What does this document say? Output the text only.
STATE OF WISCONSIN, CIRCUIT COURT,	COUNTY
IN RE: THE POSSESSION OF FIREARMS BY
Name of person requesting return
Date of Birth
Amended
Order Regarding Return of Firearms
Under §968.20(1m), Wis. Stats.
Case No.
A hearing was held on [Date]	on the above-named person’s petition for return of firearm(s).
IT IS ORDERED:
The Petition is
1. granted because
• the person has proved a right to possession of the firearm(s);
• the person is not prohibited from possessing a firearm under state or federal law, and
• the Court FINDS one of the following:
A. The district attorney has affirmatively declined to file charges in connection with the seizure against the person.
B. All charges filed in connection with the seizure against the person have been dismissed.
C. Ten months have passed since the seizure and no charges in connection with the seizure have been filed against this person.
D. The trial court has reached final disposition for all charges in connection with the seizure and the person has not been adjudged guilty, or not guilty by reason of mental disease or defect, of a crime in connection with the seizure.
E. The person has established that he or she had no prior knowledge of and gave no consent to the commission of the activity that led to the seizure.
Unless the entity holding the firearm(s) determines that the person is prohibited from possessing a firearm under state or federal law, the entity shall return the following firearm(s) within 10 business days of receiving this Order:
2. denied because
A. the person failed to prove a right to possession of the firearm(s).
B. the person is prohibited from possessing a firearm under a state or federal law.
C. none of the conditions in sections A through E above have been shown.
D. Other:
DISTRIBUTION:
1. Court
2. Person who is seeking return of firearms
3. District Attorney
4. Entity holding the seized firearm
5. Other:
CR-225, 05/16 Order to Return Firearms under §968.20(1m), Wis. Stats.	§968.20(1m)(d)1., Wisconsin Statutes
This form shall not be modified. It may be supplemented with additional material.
━━━━━━━━━━
[STATED TASK] Send back all of the entries exactly, with nothing missing.

[PROBLEM SOLUTION]
What does this document say? Output the text only.
STATE OF WISCONSIN, CIRCUIT COURT,	COUNTY
IN RE: THE POSSESSION OF FIREARMS BY
Name of person requesting return
Date of Birth
Amended
Order Regarding Return of Firearms
Under §968.20(1m), Wis. Stats.
Case No.
A hearing was held on [Date]	on the above-named person’s petition for return of firearm(s).
IT IS ORDERED:
The Petition is
1. granted because
• the person has proved a right to possession of the firearm(s);
• the person is not prohibited from possessing a firearm under state or federal law, and
• the Court FINDS one of the following:
A. The district attorney has affirmatively declined to file charges in connection with the seizure against the person.
B. All charges filed in connection with the seizure against the person have been dismissed.
C. Ten months have passed since the seizure and no charges in connection with the seizure have been filed against this person.
D. The trial court has reached final disposition for all charges in connection with the seizure and the person has not been adjudged guilty, or not guilty by reason of mental disease or defect, of a crime in connection with the seizure.
E. The person has established that he or she had no prior knowledge of and gave no consent to the commission of the activity that led to the seizure.
Unless the entity holding the firearm(s) determines that the person is prohibited from possessing a firearm under state or federal law, the entity shall return the following firearm(s) within 10 business days of receiving this Order:
2. denied because
A. the person failed to prove a right to possession of the firearm(s).
B. the person is prohibited from possessing a firearm under a state or federal law.
C. none of the conditions in sections A through E above have been shown.
D. Other:
DISTRIBUTION:
1. Court
2. Person who is seeking return of firearms
3. District Attorney
4. Entity holding the seized firearm
5. Other:
CR-225, 05/16 Order to Return Firearms under §968.20(1m), Wis. Stats.	§968.20(1m)(d)1., Wisconsin Statutes
This form shall not be modified. It may be supplemented with additional material.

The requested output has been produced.